**Written request**
For the material that follows, list every line containing the word "into".

━━━━━ Material shown ━━━━━

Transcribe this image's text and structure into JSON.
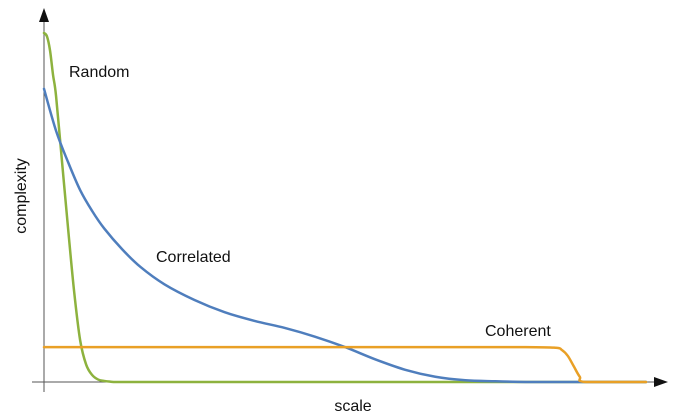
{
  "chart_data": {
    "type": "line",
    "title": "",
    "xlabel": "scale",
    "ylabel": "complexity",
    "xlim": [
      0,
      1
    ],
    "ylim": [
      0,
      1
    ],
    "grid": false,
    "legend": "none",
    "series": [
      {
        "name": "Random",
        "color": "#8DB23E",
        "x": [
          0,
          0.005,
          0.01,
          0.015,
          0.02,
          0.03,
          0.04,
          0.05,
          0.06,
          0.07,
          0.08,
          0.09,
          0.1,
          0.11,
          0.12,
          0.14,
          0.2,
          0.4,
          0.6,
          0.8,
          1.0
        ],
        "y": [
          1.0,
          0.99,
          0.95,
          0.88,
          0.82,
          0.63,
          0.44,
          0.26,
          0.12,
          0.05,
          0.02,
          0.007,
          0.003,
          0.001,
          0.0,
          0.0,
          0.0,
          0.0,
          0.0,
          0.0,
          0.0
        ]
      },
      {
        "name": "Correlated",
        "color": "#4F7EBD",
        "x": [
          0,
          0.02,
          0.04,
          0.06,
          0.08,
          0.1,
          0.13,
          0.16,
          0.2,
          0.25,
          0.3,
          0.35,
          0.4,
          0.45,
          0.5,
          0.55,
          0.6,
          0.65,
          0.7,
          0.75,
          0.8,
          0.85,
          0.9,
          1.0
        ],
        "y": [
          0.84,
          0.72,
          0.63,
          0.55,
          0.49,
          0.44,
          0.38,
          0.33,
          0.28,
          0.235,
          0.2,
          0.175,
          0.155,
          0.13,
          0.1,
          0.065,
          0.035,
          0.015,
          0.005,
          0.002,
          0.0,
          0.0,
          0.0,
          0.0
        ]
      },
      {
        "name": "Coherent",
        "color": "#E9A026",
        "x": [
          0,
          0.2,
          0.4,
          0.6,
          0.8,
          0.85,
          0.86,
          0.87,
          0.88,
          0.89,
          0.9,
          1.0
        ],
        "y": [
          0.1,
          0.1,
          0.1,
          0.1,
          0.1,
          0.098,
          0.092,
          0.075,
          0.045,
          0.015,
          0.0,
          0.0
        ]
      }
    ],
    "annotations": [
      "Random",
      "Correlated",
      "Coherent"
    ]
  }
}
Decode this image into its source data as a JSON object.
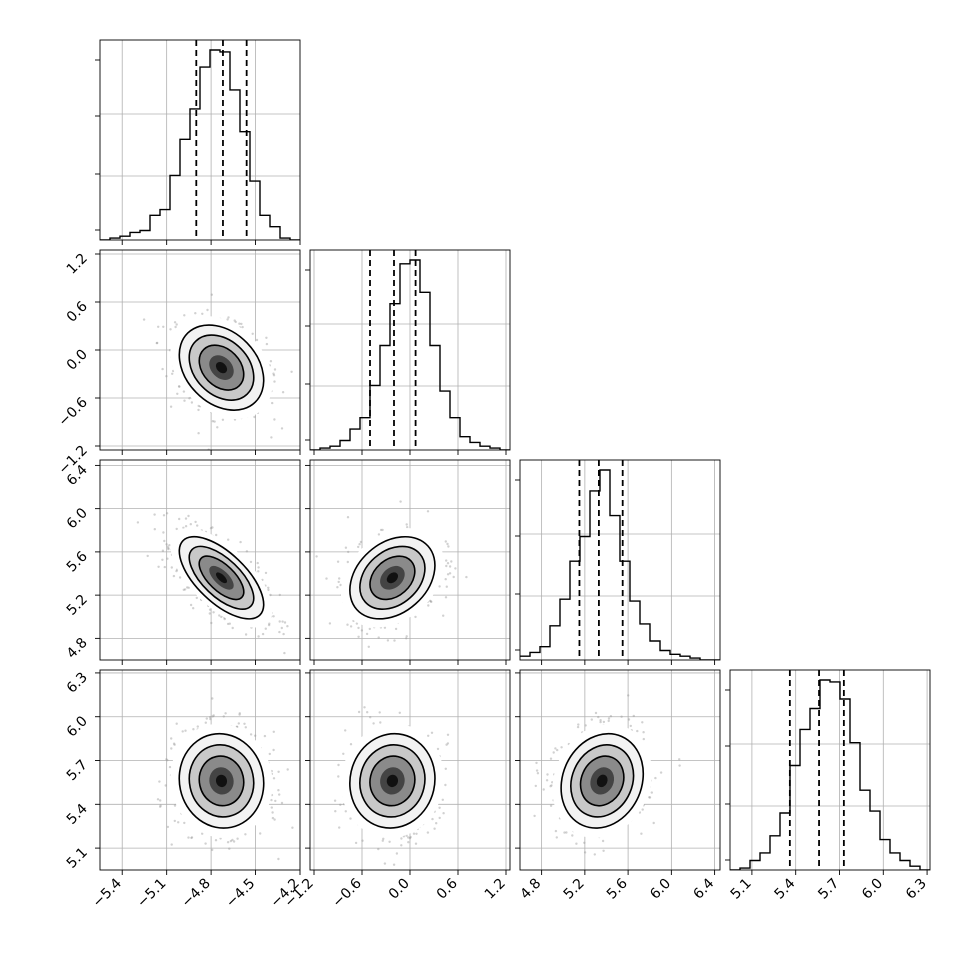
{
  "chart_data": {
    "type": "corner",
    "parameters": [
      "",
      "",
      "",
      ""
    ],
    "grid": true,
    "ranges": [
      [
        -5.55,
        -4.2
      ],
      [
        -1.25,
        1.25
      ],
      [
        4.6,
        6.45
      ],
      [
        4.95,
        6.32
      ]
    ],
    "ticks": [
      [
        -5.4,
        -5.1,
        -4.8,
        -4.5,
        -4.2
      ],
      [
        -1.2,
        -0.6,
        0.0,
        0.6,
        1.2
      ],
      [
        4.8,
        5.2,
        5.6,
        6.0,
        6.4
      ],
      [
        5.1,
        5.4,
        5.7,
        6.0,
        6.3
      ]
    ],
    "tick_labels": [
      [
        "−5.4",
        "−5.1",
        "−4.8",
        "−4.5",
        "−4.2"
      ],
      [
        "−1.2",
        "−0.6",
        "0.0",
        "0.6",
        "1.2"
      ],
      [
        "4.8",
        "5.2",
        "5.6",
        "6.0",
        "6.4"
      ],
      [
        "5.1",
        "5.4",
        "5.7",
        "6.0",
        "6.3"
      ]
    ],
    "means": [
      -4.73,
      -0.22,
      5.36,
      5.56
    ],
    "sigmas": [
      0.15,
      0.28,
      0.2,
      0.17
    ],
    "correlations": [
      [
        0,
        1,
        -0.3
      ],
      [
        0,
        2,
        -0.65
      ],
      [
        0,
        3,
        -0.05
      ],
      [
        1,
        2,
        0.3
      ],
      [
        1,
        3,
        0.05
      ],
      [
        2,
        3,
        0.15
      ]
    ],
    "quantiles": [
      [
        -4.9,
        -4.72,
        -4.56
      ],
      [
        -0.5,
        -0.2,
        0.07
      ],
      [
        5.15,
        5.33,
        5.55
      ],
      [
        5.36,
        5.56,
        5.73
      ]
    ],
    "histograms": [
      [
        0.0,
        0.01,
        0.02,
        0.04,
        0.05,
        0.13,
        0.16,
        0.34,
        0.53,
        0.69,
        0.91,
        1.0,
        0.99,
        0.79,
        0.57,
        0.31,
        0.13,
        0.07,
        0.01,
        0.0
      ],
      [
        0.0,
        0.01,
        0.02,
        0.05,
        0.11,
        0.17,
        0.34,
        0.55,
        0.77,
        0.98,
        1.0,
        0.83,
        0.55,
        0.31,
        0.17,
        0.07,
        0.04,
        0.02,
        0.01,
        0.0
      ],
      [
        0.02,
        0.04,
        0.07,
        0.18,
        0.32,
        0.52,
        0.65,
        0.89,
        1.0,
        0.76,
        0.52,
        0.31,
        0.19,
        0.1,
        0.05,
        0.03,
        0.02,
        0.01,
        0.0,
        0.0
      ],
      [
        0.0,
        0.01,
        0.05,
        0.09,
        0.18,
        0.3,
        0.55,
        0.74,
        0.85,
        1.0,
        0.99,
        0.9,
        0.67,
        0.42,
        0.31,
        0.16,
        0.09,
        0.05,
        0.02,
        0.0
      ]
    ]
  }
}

━━━━━
━━━━━ Material shown ━━━━━

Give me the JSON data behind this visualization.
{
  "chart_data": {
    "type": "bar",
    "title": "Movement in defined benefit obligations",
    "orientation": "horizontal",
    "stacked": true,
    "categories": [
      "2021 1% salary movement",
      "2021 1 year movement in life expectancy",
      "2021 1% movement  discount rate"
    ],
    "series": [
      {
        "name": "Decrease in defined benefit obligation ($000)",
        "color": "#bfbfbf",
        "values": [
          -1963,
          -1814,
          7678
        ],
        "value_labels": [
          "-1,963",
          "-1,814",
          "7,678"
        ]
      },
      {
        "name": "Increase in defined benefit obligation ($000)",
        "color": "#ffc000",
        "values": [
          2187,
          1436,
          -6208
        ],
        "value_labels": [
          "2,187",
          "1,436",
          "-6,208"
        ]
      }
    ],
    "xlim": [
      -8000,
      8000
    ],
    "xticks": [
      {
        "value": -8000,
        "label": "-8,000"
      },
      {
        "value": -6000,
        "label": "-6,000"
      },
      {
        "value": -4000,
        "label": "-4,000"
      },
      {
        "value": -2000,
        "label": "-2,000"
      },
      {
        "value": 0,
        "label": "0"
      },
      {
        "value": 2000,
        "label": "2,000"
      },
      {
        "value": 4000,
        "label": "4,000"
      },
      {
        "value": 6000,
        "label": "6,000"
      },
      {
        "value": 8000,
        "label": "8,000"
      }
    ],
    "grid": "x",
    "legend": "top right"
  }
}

━━━━━
━━━━━ Material shown ━━━━━

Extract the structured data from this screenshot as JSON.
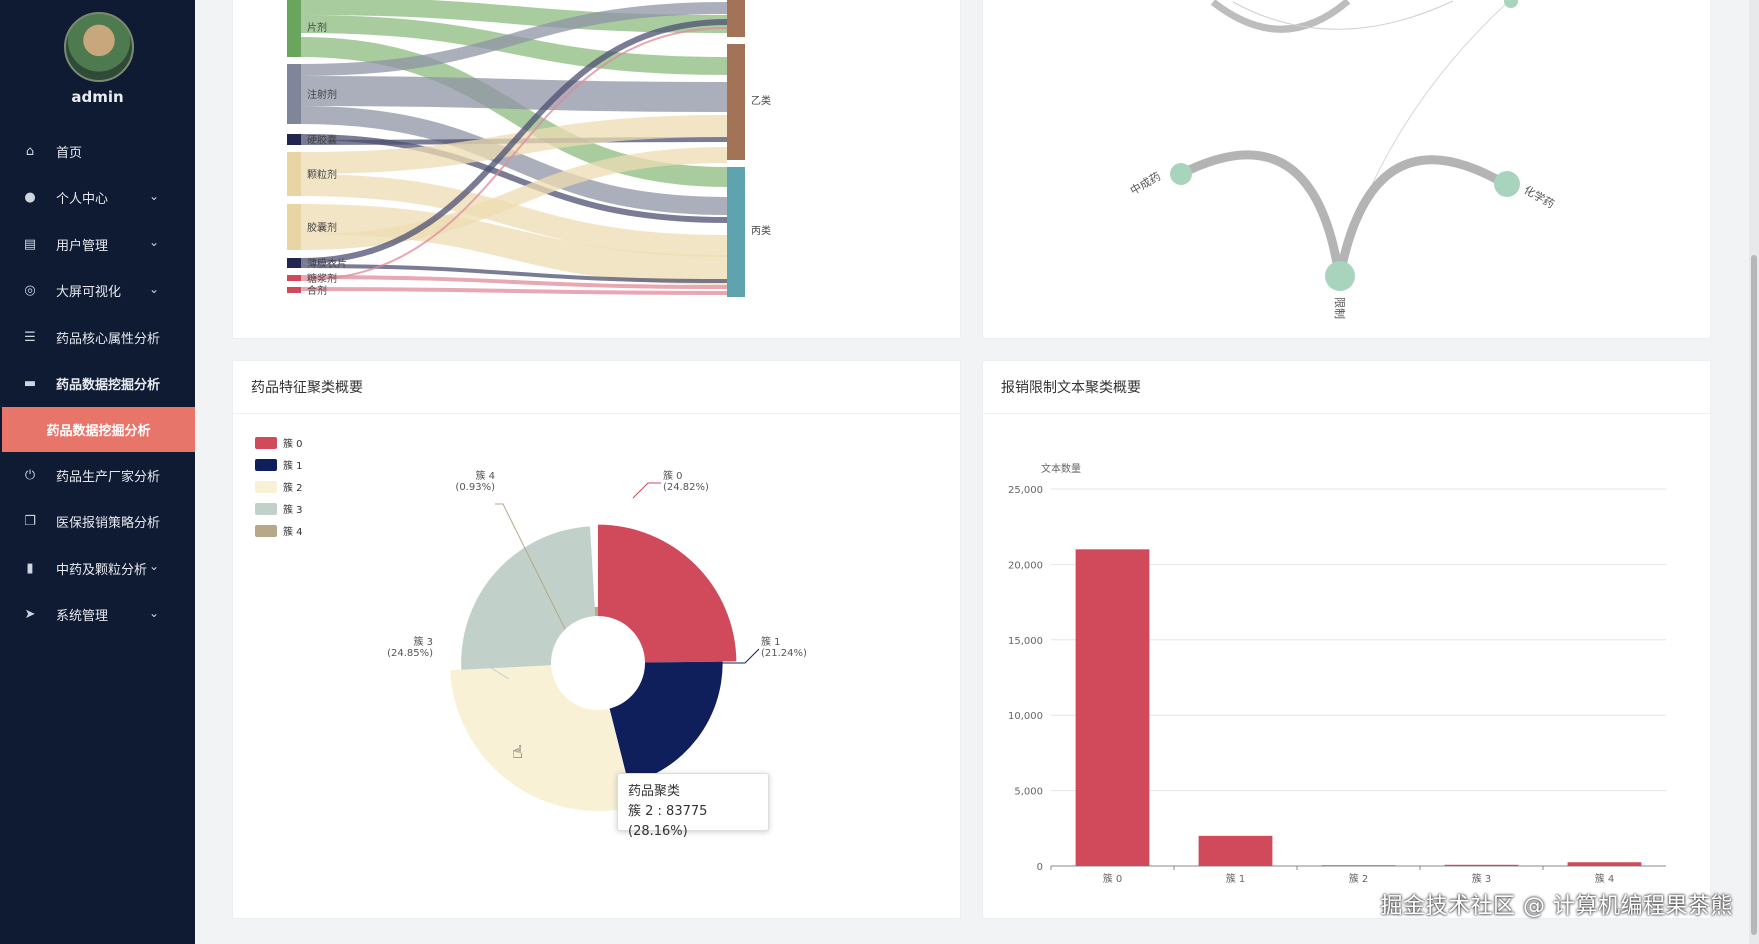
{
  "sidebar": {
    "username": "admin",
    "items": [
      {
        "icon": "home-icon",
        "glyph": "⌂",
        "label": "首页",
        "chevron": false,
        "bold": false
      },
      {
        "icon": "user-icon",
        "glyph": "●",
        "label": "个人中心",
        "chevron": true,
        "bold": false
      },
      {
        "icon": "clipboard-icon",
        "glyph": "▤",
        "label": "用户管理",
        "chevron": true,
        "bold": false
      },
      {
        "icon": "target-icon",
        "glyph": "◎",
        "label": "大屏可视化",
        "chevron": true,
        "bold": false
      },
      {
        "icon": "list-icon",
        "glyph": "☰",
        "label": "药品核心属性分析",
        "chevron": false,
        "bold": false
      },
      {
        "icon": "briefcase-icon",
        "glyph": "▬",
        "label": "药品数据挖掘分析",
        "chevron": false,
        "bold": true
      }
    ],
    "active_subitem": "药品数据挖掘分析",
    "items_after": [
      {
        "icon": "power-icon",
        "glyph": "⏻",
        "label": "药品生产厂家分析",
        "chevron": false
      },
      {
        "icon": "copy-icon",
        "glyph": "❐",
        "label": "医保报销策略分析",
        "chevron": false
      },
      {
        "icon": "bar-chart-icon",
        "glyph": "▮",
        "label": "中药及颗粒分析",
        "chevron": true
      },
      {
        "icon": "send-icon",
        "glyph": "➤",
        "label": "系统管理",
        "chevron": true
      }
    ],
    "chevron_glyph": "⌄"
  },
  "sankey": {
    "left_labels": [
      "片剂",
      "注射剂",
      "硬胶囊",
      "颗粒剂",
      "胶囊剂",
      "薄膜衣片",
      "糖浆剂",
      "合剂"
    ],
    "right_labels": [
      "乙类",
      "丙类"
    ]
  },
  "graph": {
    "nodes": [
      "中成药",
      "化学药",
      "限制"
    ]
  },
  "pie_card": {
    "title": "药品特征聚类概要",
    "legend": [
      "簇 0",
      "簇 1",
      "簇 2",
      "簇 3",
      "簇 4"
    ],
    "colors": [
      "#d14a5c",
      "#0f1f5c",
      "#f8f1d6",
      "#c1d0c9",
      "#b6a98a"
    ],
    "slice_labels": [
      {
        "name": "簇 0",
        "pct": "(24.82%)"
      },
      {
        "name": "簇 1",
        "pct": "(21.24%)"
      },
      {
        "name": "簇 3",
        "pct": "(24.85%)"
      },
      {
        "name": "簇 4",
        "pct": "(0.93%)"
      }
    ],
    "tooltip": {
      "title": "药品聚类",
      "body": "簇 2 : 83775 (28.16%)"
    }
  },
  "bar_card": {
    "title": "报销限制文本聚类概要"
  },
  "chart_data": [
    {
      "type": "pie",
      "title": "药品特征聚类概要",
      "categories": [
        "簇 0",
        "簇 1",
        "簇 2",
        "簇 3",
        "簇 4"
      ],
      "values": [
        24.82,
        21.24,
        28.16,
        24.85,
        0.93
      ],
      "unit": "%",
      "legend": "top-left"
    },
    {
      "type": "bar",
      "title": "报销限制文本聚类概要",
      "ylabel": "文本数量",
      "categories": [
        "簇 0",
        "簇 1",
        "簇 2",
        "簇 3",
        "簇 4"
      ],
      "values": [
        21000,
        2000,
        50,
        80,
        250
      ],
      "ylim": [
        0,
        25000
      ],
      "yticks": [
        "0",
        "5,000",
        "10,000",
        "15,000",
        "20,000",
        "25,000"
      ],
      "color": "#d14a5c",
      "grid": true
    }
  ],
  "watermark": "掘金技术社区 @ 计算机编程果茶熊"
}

━━━━━

**The solution**
Transcribe this image's text and structure into JSON.
Decode this image into its source data as a JSON object.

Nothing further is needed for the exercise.